*EXERCISE DETAILS:* Copy out every line of the material below word for word, with no changes.

══ DATASET CONTENT ══

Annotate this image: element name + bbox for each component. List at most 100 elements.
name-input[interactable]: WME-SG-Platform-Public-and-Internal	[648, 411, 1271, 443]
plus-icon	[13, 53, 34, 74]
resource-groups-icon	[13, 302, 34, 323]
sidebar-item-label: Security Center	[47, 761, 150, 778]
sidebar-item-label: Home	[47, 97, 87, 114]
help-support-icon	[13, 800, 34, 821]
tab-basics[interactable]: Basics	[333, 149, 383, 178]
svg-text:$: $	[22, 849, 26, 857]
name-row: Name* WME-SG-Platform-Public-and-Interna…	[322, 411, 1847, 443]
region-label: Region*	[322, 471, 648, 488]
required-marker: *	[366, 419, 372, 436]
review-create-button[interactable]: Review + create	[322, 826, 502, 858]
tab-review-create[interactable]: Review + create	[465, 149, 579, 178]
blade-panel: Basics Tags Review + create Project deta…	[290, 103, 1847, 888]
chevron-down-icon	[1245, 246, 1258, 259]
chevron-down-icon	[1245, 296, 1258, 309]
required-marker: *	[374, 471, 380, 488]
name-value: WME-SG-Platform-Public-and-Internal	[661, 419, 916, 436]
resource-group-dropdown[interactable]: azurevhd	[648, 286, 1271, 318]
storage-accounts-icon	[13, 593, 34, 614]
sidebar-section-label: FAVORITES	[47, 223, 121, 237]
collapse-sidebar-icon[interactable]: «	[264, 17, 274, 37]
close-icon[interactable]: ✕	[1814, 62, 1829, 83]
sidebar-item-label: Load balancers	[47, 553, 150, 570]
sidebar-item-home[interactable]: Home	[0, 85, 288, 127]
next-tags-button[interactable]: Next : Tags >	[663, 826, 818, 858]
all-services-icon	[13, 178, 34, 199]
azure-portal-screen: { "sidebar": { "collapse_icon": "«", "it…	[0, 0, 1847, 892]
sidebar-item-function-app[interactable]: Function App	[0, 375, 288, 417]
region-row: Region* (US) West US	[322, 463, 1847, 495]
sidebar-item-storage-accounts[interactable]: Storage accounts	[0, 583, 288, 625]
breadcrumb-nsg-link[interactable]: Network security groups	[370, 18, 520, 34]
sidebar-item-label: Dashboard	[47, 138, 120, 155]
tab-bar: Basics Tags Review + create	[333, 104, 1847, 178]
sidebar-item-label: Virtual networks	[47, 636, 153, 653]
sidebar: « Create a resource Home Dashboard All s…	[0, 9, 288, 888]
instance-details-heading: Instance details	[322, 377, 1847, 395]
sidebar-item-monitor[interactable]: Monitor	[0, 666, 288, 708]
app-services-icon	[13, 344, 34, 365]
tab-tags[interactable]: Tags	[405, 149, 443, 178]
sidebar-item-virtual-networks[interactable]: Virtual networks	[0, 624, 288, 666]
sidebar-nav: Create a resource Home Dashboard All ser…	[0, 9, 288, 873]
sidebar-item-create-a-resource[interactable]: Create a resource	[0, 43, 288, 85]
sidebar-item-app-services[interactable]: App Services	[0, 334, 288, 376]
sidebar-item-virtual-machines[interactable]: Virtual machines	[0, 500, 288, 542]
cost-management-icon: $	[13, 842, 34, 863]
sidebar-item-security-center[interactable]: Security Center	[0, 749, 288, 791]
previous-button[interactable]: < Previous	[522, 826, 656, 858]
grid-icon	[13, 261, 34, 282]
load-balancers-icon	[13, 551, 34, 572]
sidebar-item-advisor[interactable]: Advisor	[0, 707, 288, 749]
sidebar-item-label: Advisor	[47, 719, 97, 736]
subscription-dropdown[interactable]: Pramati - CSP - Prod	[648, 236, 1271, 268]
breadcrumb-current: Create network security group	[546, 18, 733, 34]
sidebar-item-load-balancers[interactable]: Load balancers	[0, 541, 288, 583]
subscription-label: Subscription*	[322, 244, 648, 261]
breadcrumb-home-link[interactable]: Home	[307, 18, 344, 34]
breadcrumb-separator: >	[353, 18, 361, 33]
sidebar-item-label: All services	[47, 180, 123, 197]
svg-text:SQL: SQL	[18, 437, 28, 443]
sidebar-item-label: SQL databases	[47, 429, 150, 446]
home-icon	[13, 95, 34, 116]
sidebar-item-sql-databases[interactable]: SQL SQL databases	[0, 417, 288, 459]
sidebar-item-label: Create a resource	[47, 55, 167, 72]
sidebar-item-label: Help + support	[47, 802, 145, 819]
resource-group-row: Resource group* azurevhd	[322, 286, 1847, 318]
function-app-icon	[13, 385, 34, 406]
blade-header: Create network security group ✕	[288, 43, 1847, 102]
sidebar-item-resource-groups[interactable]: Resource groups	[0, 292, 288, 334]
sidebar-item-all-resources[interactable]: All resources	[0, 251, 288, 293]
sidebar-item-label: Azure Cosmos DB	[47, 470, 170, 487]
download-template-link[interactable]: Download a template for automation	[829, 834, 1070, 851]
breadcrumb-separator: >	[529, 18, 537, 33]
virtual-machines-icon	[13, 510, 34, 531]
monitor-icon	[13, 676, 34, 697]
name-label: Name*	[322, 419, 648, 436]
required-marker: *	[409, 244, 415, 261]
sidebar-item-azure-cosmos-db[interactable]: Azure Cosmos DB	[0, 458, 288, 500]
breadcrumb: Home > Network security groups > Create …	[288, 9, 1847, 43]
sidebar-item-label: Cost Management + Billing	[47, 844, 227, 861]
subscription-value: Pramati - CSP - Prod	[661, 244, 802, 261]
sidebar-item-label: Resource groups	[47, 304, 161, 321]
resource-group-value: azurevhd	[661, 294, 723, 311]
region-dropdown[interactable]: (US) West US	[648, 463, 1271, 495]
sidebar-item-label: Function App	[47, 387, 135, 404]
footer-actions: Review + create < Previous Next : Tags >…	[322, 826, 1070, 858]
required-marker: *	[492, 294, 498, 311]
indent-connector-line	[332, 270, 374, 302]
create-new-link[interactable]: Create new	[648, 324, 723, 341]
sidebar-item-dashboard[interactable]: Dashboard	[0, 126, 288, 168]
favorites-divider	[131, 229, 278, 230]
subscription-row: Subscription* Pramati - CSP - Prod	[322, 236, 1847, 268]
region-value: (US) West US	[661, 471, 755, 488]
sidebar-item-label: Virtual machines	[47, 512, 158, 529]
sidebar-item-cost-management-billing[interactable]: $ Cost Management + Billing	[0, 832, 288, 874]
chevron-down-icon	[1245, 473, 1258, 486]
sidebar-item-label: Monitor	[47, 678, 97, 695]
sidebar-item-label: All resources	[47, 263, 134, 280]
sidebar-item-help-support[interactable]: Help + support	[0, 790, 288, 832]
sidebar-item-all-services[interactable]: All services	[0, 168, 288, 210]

═══

*EXPECTED ANSWER:*
Annotate this image: element name + bbox for each component. List at most 100 elements.
name-input[interactable]: WME-SG-Platform-Public-and-Internal	[648, 411, 1271, 443]
plus-icon	[13, 53, 34, 74]
resource-groups-icon	[13, 302, 34, 323]
sidebar-item-label: Security Center	[47, 761, 150, 778]
sidebar-item-label: Home	[47, 97, 87, 114]
help-support-icon	[13, 800, 34, 821]
tab-basics[interactable]: Basics	[333, 149, 383, 178]
svg-text:$: $	[22, 849, 26, 857]
name-row: Name* WME-SG-Platform-Public-and-Interna…	[322, 411, 1847, 443]
region-label: Region*	[322, 471, 648, 488]
required-marker: *	[366, 419, 372, 436]
review-create-button[interactable]: Review + create	[322, 826, 502, 858]
tab-review-create[interactable]: Review + create	[465, 149, 579, 178]
blade-panel: Basics Tags Review + create Project deta…	[290, 103, 1847, 888]
chevron-down-icon	[1245, 246, 1258, 259]
chevron-down-icon	[1245, 296, 1258, 309]
required-marker: *	[374, 471, 380, 488]
name-value: WME-SG-Platform-Public-and-Internal	[661, 419, 916, 436]
resource-group-dropdown[interactable]: azurevhd	[648, 286, 1271, 318]
storage-accounts-icon	[13, 593, 34, 614]
sidebar-section-label: FAVORITES	[47, 223, 121, 237]
collapse-sidebar-icon[interactable]: «	[264, 17, 274, 37]
close-icon[interactable]: ✕	[1814, 62, 1829, 83]
sidebar-item-label: Load balancers	[47, 553, 150, 570]
sidebar-item-home[interactable]: Home	[0, 85, 288, 127]
next-tags-button[interactable]: Next : Tags >	[663, 826, 818, 858]
all-services-icon	[13, 178, 34, 199]
azure-portal-screen: { "sidebar": { "collapse_icon": "«", "it…	[0, 0, 1847, 892]
sidebar-item-function-app[interactable]: Function App	[0, 375, 288, 417]
region-row: Region* (US) West US	[322, 463, 1847, 495]
sidebar-item-storage-accounts[interactable]: Storage accounts	[0, 583, 288, 625]
breadcrumb-nsg-link[interactable]: Network security groups	[370, 18, 520, 34]
sidebar-item-label: Dashboard	[47, 138, 120, 155]
tab-bar: Basics Tags Review + create	[333, 104, 1847, 178]
sidebar-item-label: Virtual networks	[47, 636, 153, 653]
sidebar: « Create a resource Home Dashboard All s…	[0, 9, 288, 888]
instance-details-heading: Instance details	[322, 377, 1847, 395]
sidebar-item-monitor[interactable]: Monitor	[0, 666, 288, 708]
app-services-icon	[13, 344, 34, 365]
tab-tags[interactable]: Tags	[405, 149, 443, 178]
sidebar-item-virtual-networks[interactable]: Virtual networks	[0, 624, 288, 666]
sidebar-nav: Create a resource Home Dashboard All ser…	[0, 9, 288, 873]
sidebar-item-create-a-resource[interactable]: Create a resource	[0, 43, 288, 85]
sidebar-item-app-services[interactable]: App Services	[0, 334, 288, 376]
sidebar-item-virtual-machines[interactable]: Virtual machines	[0, 500, 288, 542]
cost-management-icon: $	[13, 842, 34, 863]
sidebar-item-security-center[interactable]: Security Center	[0, 749, 288, 791]
previous-button[interactable]: < Previous	[522, 826, 656, 858]
grid-icon	[13, 261, 34, 282]
load-balancers-icon	[13, 551, 34, 572]
sidebar-item-advisor[interactable]: Advisor	[0, 707, 288, 749]
sidebar-item-label: Advisor	[47, 719, 97, 736]
subscription-dropdown[interactable]: Pramati - CSP - Prod	[648, 236, 1271, 268]
breadcrumb-current: Create network security group	[546, 18, 733, 34]
sidebar-item-load-balancers[interactable]: Load balancers	[0, 541, 288, 583]
subscription-label: Subscription*	[322, 244, 648, 261]
breadcrumb-home-link[interactable]: Home	[307, 18, 344, 34]
breadcrumb-separator: >	[353, 18, 361, 33]
sidebar-item-label: All services	[47, 180, 123, 197]
svg-text:SQL: SQL	[18, 437, 28, 443]
sidebar-item-label: SQL databases	[47, 429, 150, 446]
home-icon	[13, 95, 34, 116]
sidebar-item-sql-databases[interactable]: SQL SQL databases	[0, 417, 288, 459]
sidebar-item-label: Create a resource	[47, 55, 167, 72]
sidebar-item-label: Help + support	[47, 802, 145, 819]
resource-group-row: Resource group* azurevhd	[322, 286, 1847, 318]
function-app-icon	[13, 385, 34, 406]
blade-header: Create network security group ✕	[288, 43, 1847, 102]
sidebar-item-resource-groups[interactable]: Resource groups	[0, 292, 288, 334]
sidebar-item-all-resources[interactable]: All resources	[0, 251, 288, 293]
sidebar-item-label: Azure Cosmos DB	[47, 470, 170, 487]
download-template-link[interactable]: Download a template for automation	[829, 834, 1070, 851]
breadcrumb-separator: >	[529, 18, 537, 33]
virtual-machines-icon	[13, 510, 34, 531]
monitor-icon	[13, 676, 34, 697]
name-label: Name*	[322, 419, 648, 436]
required-marker: *	[409, 244, 415, 261]
sidebar-item-azure-cosmos-db[interactable]: Azure Cosmos DB	[0, 458, 288, 500]
breadcrumb: Home > Network security groups > Create …	[288, 9, 1847, 43]
sidebar-item-label: Cost Management + Billing	[47, 844, 227, 861]
subscription-value: Pramati - CSP - Prod	[661, 244, 802, 261]
sidebar-item-label: Resource groups	[47, 304, 161, 321]
resource-group-value: azurevhd	[661, 294, 723, 311]
region-dropdown[interactable]: (US) West US	[648, 463, 1271, 495]
sidebar-item-label: Function App	[47, 387, 135, 404]
footer-actions: Review + create < Previous Next : Tags >…	[322, 826, 1070, 858]
required-marker: *	[492, 294, 498, 311]
indent-connector-line	[332, 270, 374, 302]
create-new-link[interactable]: Create new	[648, 324, 723, 341]
sidebar-item-dashboard[interactable]: Dashboard	[0, 126, 288, 168]
favorites-divider	[131, 229, 278, 230]
subscription-row: Subscription* Pramati - CSP - Prod	[322, 236, 1847, 268]
region-value: (US) West US	[661, 471, 755, 488]
sidebar-item-label: Virtual machines	[47, 512, 158, 529]
sidebar-item-cost-management-billing[interactable]: $ Cost Management + Billing	[0, 832, 288, 874]
chevron-down-icon	[1245, 473, 1258, 486]
sidebar-item-label: Monitor	[47, 678, 97, 695]
sidebar-item-label: All resources	[47, 263, 134, 280]
sidebar-item-help-support[interactable]: Help + support	[0, 790, 288, 832]
sidebar-item-all-services[interactable]: All services	[0, 168, 288, 210]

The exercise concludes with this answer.